-- Document excerpt follows --

A little background. The CFPB was created in 2010. It was Elizabeth Warren's brainchild, an institution that was supposed to regulate finance from the perspective of the American public, not the American finance sector. Rather than fighting to "stabilize" the financial sector (the mission that led to Obama taking his advisor Timothy Geithner's advice to permit the foreclosure crisis to continue in order to "foam the runways" for the banks), the Bureau would fight to defend us from bankers.
The CFPB got off to a rocky start, with challenges to the unique system of long-term leadership appointments meant to depoliticize the office, as well as the sudden resignation of its inaugural boss, who broke his promise to see his term through in order to launch an unsuccessful bid for political office.
But after the 2020 election, the Bureau came into its own, when Biden poached Rohit Chopra from the FTC and put him in charge. Chopra went on a tear, taking on landlords who violated the covid eviction moratorium:
https://pluralistic.net/2021/04/20/euthanize-rentier-enablers/#cfpb
Then banning payday lenders' scummiest tactics:
https://pluralistic.net/2022/01/29/planned-obsolescence/#academic-fraud
Then striking at one of fintech's most predatory grifts, the "earned wage access" hustle:
https://pluralistic.net/2023/05/01/usury/#tech-exceptionalism
Then closing the loophole that let credit reporting bureaus (like Equifax, who doxed every single American in a spectacular 2019 breach) avoid regulation by creating data brokerage divisions and claiming they weren't part of the regulated activity of credit reporting:
https://pluralistic.net/2023/08/16/the-second-best-time-is-now/#the-point-of-a-system-is-what-it-does
Chopra went on to promise to ban data-brokers altogether:
https://pluralistic.net/2024/04/13/goulash/#material-misstatement
Then he banned comparison shopping sites where you go to find the best bank accounts and credit cards from accepting bribes and putting more expensive options at the top of the list. Instead, he's requiring banks to send the CFPB regular, accurate lists of all their charges, and standing up a federal operated comparison shopping site that gives only accurate and honest rankings. Finally, he's made an interoperability rule requiring banks to let you transfer to another institution with one click, just like you change phone carriers. That means you can search an honest site to find the best deal on your banking, and then, with a single click, transfer your accounts, your account history, your payees, and all your other banking data to that new bank:
https://pluralistic.net/2023/10/21/let-my-dollars-go/#personal-financial-data-rights
Somewhere in there, big business got scared. They cooked up a legal theory declaring the CFPB's funding mechanism to be unconstitutional and got the case fast-tracked to the Supreme Court, in a bid to put Chopra and the CFPB permanently out of business. Instead, the Supremes – these Supremes! – upheld the CFPB's funding mechanism in a 7-2 ruling:
https://www.scotusblog.com/2024/05/supreme-court-lets-cfpb-funding-stand/
That ruling was a starter pistol for Chopra and the Bureau. Maybe it seemed like they were taking big swings before, but it turns out all that was just a warmup. Last week on The American Prospect, Robert Kuttner rounded up all the stuff the Bureau is kicking off:
https://prospect.org/blogs-and-newsletters/tap/2024-06-07-window-on-corporate-deceptions/
First: regulating Buy Now, Pay Later companies (think: Klarna) as credit-card companies, with all the requirements for disclosure and interest rate caps dictated by the Truth In Lending Act:
https://www.skadden.com/insights/publications/2024/06/cfpb-applies-credit-card-rules
Next: creating a registry of habitual corporate criminals. This rogues gallery will make it harder for other agencies – like the DOJ – and state Attorneys General to offer bullshit "delayed prosecution agreements" to companies that compulsively rip us off:
https://www.consumerfinance.gov/about-us/newsroom/cfpb-creates-registry-to-detect-corporate-repeat-offenders/
Then there's the rule against "fine print deception" – which is when the fine print in a contract lies to you about your rights, like when a mortgage lender forces you waive a right you can't actually waive, or car lenders that make you waive your bankruptcy rights, which, again, you can't waive:
https://www.consumerfinance.gov/about-us/newsroom/cfpb-warns-against-deception-in-contract-fine-print/
As Kuttner writes, the common thread running through all these orders is that they ban deceptive practices – they make it illegal for companies to steal from us by lying to us. Especially in these dying days of class action suits – rapidly becoming obsolete thanks to "mandatory arbitration waivers" that make you sign away your right to join a class action – agencies like the CFPB are our only hope of punishing companies that lie to us to steal from us.

-- Document excerpt concluded --

Tasks and exercises:
a - Reproduce the portion of the passage on the CFPB between "The CFPB got" and "for political office.", inclusive.
b - According to the passage on the CFPB, by what margin did the Supreme Court uphold the Bureau's funding mechanism?
c - Write the next part of the passage on the CFPB, picking up after its final sentence.

-- Provided material follows --

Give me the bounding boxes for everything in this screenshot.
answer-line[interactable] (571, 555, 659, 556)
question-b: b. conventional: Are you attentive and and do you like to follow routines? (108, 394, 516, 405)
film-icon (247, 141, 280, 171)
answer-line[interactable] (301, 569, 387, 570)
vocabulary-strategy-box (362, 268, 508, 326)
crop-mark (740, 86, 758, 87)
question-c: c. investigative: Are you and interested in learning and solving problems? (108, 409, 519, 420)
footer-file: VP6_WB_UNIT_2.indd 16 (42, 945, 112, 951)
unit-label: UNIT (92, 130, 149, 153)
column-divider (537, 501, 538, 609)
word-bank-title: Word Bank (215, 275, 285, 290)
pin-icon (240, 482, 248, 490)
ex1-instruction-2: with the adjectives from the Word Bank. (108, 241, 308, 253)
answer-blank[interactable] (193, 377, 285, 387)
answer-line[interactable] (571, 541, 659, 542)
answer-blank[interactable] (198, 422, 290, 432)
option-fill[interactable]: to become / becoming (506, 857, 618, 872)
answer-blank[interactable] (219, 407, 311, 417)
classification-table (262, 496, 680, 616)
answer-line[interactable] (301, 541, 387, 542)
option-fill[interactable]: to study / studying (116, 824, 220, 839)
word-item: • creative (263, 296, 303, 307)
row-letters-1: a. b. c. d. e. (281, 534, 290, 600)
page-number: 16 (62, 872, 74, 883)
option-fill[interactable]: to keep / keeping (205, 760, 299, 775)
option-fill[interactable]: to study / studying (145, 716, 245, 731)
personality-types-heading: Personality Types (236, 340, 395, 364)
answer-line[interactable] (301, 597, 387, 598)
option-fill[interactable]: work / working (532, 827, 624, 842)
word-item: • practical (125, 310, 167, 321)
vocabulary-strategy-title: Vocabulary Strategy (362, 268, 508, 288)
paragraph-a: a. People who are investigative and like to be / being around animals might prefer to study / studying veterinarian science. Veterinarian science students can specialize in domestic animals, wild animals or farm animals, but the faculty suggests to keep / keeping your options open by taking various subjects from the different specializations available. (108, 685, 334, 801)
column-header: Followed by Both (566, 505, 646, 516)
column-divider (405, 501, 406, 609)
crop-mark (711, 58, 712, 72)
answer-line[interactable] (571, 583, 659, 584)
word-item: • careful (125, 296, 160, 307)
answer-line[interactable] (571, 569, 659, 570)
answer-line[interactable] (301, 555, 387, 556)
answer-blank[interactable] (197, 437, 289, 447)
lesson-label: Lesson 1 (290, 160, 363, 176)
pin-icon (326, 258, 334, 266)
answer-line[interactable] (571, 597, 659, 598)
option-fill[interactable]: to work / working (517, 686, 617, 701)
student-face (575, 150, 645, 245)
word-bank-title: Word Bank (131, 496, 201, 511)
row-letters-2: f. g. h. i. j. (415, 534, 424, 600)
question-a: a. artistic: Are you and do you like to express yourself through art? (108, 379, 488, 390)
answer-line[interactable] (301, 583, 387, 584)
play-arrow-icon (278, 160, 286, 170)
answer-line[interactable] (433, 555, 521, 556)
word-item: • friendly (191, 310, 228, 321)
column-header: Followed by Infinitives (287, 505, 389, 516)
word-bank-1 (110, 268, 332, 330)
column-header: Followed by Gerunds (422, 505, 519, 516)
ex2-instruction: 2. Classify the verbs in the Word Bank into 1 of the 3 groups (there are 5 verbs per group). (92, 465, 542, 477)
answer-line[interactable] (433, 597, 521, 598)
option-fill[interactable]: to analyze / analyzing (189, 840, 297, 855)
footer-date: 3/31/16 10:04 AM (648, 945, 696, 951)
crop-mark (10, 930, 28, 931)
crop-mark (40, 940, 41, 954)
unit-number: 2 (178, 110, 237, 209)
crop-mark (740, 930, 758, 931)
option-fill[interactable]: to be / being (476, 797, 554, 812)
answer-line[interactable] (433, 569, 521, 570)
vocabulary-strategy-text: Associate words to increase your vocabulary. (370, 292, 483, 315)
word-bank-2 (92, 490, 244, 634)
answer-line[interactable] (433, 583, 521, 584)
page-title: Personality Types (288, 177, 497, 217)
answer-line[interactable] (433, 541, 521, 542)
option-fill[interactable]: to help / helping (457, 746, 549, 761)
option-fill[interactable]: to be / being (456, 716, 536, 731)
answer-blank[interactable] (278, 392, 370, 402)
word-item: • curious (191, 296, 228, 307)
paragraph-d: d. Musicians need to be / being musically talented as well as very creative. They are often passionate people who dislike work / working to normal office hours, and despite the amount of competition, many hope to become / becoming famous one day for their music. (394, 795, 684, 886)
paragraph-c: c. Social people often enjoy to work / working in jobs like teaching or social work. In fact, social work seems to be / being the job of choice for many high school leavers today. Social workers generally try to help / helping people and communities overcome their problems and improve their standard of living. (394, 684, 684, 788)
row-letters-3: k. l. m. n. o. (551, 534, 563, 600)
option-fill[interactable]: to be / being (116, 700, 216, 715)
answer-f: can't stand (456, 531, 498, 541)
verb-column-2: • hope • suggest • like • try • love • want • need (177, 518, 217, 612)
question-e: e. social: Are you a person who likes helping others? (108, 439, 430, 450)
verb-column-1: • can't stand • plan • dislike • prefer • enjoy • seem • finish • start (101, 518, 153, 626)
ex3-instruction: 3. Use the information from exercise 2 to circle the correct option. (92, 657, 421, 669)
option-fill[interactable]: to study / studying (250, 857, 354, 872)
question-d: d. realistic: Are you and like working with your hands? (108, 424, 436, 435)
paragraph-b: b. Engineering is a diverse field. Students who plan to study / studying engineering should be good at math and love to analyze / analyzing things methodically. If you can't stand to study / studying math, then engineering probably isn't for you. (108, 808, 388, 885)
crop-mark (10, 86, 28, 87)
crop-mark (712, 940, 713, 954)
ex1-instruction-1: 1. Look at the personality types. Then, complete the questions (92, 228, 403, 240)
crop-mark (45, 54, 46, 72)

-- Provided material concluded --

Answers per task:
a -
The CFPB got off to a rocky start, with challenges to the unique system of long-term leadership appointments meant to depoliticize the office, as well as the sudden resignation of its inaugural boss, who broke his promise to see his term through in order to launch an unsuccessful bid for political office.

b - By a 7-2 ruling.

c -
There's a lot of bad stuff going on in the world right now, and much of it – including an active genocide – is coming from the Biden White House.
But there are people in the Biden Administration who care about the American people and who are effective and committed fighters who have our back. What's more, they're winning. That doesn't make all the bad news go away, but sometimes it feels good to take a moment and take the W.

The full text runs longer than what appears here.